ENTRIES:

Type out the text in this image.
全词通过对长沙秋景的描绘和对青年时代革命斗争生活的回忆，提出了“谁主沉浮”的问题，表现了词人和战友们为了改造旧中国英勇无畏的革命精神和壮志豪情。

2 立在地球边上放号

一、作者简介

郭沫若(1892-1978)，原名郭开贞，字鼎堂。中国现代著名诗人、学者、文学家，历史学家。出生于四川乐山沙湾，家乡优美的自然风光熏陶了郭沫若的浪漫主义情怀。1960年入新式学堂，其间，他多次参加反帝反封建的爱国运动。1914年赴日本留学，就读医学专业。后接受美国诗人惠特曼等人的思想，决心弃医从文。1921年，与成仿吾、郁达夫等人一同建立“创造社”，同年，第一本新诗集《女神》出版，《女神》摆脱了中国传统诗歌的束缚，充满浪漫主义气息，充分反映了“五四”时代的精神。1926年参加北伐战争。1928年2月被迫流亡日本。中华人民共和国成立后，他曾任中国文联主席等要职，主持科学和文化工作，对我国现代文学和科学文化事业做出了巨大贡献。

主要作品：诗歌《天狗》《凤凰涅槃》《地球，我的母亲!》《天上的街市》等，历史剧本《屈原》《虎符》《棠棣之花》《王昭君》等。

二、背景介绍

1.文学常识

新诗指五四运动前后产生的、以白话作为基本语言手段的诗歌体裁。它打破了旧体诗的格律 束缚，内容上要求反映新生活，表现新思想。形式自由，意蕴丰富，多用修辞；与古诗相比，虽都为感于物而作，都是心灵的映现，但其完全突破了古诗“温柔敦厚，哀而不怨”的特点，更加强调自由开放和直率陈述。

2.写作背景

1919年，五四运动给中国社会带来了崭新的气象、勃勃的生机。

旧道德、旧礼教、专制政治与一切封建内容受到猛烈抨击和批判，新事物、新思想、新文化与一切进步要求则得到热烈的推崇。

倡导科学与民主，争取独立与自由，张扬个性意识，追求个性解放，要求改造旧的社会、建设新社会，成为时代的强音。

THE TASK: Exactly reproduce every record.

SOLUTION BELOW:
Type out the text in this image.
全词通过对长沙秋景的描绘和对青年时代革命斗争生活的回忆，提出了“谁主沉浮”的问题，表现了词人和战友们为了改造旧中国英勇无畏的革命精神和壮志豪情。

2 立在地球边上放号

一、作者简介

郭沫若(1892-1978)，原名郭开贞，字鼎堂。中国现代著名诗人、学者、文学家，历史学家。出生于四川乐山沙湾，家乡优美的自然风光熏陶了郭沫若的浪漫主义情怀。1960年入新式学堂，其间，他多次参加反帝反封建的爱国运动。1914年赴日本留学，就读医学专业。后接受美国诗人惠特曼等人的思想，决心弃医从文。1921年，与成仿吾、郁达夫等人一同建立“创造社”，同年，第一本新诗集《女神》出版，《女神》摆脱了中国传统诗歌的束缚，充满浪漫主义气息，充分反映了“五四”时代的精神。1926年参加北伐战争。1928年2月被迫流亡日本。中华人民共和国成立后，他曾任中国文联主席等要职，主持科学和文化工作，对我国现代文学和科学文化事业做出了巨大贡献。

主要作品：诗歌《天狗》《凤凰涅槃》《地球，我的母亲!》《天上的街市》等，历史剧本《屈原》《虎符》《棠棣之花》《王昭君》等。

二、背景介绍

1.文学常识

新诗指五四运动前后产生的、以白话作为基本语言手段的诗歌体裁。它打破了旧体诗的格律 束缚，内容上要求反映新生活，表现新思想。形式自由，意蕴丰富，多用修辞；与古诗相比，虽都为感于物而作，都是心灵的映现，但其完全突破了古诗“温柔敦厚，哀而不怨”的特点，更加强调自由开放和直率陈述。

2.写作背景

1919年，五四运动给中国社会带来了崭新的气象、勃勃的生机。

旧道德、旧礼教、专制政治与一切封建内容受到猛烈抨击和批判，新事物、新思想、新文化与一切进步要求则得到热烈的推崇。

倡导科学与民主，争取独立与自由，张扬个性意识，追求个性解放，要求改造旧的社会、建设新社会，成为时代的强音。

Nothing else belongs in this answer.